**Recorded information:**
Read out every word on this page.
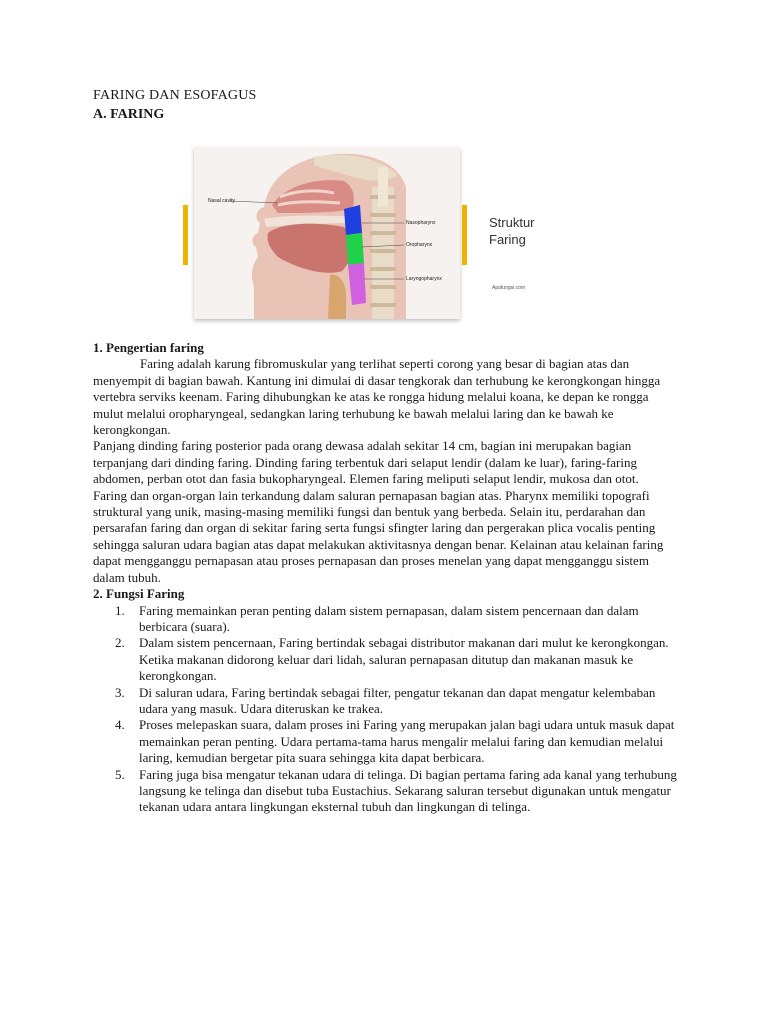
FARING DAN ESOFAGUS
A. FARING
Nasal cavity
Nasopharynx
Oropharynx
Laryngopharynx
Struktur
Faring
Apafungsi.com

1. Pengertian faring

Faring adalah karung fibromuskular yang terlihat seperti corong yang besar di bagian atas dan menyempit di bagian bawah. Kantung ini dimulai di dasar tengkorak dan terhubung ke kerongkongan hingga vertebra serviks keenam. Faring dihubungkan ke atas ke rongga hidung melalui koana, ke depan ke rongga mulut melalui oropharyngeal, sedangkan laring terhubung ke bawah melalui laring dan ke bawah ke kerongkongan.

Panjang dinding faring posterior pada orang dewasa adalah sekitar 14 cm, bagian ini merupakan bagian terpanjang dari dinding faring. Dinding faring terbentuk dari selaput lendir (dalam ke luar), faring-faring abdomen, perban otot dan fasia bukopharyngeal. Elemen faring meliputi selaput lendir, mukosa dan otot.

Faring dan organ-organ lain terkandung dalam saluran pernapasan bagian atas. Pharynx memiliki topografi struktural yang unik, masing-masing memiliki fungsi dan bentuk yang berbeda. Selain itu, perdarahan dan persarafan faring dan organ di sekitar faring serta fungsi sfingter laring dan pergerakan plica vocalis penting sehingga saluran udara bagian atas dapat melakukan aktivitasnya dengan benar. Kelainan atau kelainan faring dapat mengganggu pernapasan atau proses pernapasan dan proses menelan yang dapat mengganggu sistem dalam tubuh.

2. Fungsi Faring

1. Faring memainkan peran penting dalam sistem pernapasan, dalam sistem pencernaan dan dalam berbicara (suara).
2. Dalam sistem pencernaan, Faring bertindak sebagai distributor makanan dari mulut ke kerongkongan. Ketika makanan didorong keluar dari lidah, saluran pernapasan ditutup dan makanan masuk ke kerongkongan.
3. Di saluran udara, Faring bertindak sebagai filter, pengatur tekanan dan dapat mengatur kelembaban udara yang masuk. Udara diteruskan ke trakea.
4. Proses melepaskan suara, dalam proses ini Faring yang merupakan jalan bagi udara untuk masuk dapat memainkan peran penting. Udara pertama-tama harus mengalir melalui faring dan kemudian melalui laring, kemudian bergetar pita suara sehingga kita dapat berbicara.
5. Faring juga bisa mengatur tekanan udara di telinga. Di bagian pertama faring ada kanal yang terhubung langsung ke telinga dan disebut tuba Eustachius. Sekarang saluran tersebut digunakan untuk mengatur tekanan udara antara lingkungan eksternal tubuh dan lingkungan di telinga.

---

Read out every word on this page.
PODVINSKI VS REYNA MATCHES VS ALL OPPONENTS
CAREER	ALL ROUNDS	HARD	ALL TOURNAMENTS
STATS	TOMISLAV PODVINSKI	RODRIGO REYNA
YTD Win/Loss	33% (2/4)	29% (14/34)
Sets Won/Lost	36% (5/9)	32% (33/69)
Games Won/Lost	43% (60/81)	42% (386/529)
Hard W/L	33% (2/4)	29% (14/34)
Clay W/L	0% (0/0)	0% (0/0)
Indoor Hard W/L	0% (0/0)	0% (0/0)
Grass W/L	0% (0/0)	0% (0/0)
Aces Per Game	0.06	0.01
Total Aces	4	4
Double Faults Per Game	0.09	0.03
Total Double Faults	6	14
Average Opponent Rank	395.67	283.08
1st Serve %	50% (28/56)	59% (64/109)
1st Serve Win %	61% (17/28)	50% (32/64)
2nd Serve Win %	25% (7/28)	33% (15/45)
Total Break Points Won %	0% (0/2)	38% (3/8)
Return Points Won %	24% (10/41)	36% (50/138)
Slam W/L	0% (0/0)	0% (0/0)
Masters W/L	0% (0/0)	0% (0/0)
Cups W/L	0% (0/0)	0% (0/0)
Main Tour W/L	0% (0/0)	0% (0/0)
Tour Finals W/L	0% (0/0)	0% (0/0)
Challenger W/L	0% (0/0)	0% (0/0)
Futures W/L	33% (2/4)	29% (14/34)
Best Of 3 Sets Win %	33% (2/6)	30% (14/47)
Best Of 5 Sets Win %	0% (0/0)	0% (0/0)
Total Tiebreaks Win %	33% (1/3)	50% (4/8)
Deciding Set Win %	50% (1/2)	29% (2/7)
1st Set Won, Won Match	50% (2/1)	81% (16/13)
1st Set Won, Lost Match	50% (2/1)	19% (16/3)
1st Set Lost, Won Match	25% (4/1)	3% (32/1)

...

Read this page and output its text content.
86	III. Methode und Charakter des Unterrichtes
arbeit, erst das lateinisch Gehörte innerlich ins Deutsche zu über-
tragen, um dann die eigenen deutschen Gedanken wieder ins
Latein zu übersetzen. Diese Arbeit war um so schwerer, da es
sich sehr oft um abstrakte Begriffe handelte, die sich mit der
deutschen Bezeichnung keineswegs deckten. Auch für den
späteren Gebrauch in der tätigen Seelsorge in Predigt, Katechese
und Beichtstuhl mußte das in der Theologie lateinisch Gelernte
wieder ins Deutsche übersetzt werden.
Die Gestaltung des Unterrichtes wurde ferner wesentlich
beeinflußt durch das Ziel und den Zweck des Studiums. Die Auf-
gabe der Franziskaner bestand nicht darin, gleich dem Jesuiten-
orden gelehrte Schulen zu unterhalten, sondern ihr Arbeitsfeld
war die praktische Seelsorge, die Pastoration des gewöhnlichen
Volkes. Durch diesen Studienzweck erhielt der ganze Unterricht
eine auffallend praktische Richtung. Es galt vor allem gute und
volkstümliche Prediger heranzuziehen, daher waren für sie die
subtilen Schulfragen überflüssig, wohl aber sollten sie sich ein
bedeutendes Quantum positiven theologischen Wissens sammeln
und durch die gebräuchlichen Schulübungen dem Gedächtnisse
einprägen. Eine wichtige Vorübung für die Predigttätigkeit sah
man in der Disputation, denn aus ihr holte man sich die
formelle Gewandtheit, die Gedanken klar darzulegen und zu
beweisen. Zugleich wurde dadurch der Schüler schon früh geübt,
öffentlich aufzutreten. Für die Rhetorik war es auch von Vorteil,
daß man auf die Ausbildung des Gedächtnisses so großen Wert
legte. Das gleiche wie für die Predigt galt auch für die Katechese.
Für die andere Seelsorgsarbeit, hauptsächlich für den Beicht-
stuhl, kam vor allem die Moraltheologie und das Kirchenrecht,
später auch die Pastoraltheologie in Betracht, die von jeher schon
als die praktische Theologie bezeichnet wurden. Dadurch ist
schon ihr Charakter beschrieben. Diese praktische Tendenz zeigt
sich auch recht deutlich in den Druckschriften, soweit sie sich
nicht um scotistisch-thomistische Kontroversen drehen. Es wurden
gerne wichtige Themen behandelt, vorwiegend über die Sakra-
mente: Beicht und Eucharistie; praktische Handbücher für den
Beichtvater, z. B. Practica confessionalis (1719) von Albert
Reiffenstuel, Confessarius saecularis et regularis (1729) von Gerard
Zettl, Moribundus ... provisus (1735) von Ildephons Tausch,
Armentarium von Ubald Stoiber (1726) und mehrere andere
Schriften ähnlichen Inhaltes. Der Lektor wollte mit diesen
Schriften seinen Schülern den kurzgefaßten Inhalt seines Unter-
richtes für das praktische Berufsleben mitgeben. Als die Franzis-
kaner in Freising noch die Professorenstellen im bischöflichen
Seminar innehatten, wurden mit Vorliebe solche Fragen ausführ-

**Task instructions:** Check each line of the records above for "berbicara", and copy those that have it.

**Solved exercise:**
1. Faring memainkan peran penting dalam sistem pernapasan, dalam sistem pencernaan dan dalam berbicara (suara).
4. Proses melepaskan suara, dalam proses ini Faring yang merupakan jalan bagi udara untuk masuk dapat memainkan peran penting. Udara pertama-tama harus mengalir melalui faring dan kemudian melalui laring, kemudian bergetar pita suara sehingga kita dapat berbicara.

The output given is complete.